-- Information provided start --

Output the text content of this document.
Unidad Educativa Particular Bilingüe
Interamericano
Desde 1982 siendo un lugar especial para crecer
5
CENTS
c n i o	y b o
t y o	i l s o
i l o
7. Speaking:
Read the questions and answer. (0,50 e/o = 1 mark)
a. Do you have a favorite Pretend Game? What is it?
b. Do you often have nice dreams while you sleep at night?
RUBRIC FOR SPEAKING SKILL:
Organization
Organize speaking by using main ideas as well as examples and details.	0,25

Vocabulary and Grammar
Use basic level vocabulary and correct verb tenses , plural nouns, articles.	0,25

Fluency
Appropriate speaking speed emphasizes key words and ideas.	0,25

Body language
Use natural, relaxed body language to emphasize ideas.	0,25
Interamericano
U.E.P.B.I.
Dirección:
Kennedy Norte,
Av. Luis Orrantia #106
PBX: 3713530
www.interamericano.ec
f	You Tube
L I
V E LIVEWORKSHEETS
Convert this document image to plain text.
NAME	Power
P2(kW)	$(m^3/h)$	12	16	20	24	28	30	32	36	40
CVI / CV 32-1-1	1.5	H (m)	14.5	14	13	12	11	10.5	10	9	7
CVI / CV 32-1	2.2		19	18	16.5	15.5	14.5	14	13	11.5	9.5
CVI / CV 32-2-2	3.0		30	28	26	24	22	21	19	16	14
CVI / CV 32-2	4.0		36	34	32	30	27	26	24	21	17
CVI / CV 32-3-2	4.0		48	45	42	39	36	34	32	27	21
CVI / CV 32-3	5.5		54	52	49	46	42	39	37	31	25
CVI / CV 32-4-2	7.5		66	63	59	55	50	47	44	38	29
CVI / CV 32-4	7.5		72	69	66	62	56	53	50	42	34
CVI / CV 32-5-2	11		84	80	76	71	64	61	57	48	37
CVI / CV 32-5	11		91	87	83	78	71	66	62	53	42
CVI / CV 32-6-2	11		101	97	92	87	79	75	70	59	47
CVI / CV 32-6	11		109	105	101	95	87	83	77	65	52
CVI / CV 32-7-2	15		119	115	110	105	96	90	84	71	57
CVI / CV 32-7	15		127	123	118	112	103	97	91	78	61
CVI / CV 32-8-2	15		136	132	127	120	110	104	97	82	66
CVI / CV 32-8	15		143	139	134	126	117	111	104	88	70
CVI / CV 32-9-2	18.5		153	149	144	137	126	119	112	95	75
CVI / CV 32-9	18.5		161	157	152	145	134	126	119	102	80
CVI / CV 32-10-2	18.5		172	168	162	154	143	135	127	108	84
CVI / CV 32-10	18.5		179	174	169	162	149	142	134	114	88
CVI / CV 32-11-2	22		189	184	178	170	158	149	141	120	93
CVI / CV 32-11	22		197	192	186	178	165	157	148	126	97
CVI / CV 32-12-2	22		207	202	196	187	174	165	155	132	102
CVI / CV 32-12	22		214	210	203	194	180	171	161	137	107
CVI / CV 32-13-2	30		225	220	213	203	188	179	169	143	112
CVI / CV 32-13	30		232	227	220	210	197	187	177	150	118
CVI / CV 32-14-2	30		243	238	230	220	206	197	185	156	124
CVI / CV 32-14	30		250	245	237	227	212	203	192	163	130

-- Information provided end --

Exercise task ▸
Nothing but the lines from the one with "Convert this document image to plain text." through the end of the data above should be repeated, each exactly as it stands.

Correct result ▸
Convert this document image to plain text.
NAME	Power
P2(kW)	$(m^3/h)$	12	16	20	24	28	30	32	36	40
CVI / CV 32-1-1	1.5	H (m)	14.5	14	13	12	11	10.5	10	9	7
CVI / CV 32-1	2.2		19	18	16.5	15.5	14.5	14	13	11.5	9.5
CVI / CV 32-2-2	3.0		30	28	26	24	22	21	19	16	14
CVI / CV 32-2	4.0		36	34	32	30	27	26	24	21	17
CVI / CV 32-3-2	4.0		48	45	42	39	36	34	32	27	21
CVI / CV 32-3	5.5		54	52	49	46	42	39	37	31	25
CVI / CV 32-4-2	7.5		66	63	59	55	50	47	44	38	29
CVI / CV 32-4	7.5		72	69	66	62	56	53	50	42	34
CVI / CV 32-5-2	11		84	80	76	71	64	61	57	48	37
CVI / CV 32-5	11		91	87	83	78	71	66	62	53	42
CVI / CV 32-6-2	11		101	97	92	87	79	75	70	59	47
CVI / CV 32-6	11		109	105	101	95	87	83	77	65	52
CVI / CV 32-7-2	15		119	115	110	105	96	90	84	71	57
CVI / CV 32-7	15		127	123	118	112	103	97	91	78	61
CVI / CV 32-8-2	15		136	132	127	120	110	104	97	82	66
CVI / CV 32-8	15		143	139	134	126	117	111	104	88	70
CVI / CV 32-9-2	18.5		153	149	144	137	126	119	112	95	75
CVI / CV 32-9	18.5		161	157	152	145	134	126	119	102	80
CVI / CV 32-10-2	18.5		172	168	162	154	143	135	127	108	84
CVI / CV 32-10	18.5		179	174	169	162	149	142	134	114	88
CVI / CV 32-11-2	22		189	184	178	170	158	149	141	120	93
CVI / CV 32-11	22		197	192	186	178	165	157	148	126	97
CVI / CV 32-12-2	22		207	202	196	187	174	165	155	132	102
CVI / CV 32-12	22		214	210	203	194	180	171	161	137	107
CVI / CV 32-13-2	30		225	220	213	203	188	179	169	143	112
CVI / CV 32-13	30		232	227	220	210	197	187	177	150	118
CVI / CV 32-14-2	30		243	238	230	220	206	197	185	156	124
CVI / CV 32-14	30		250	245	237	227	212	203	192	163	130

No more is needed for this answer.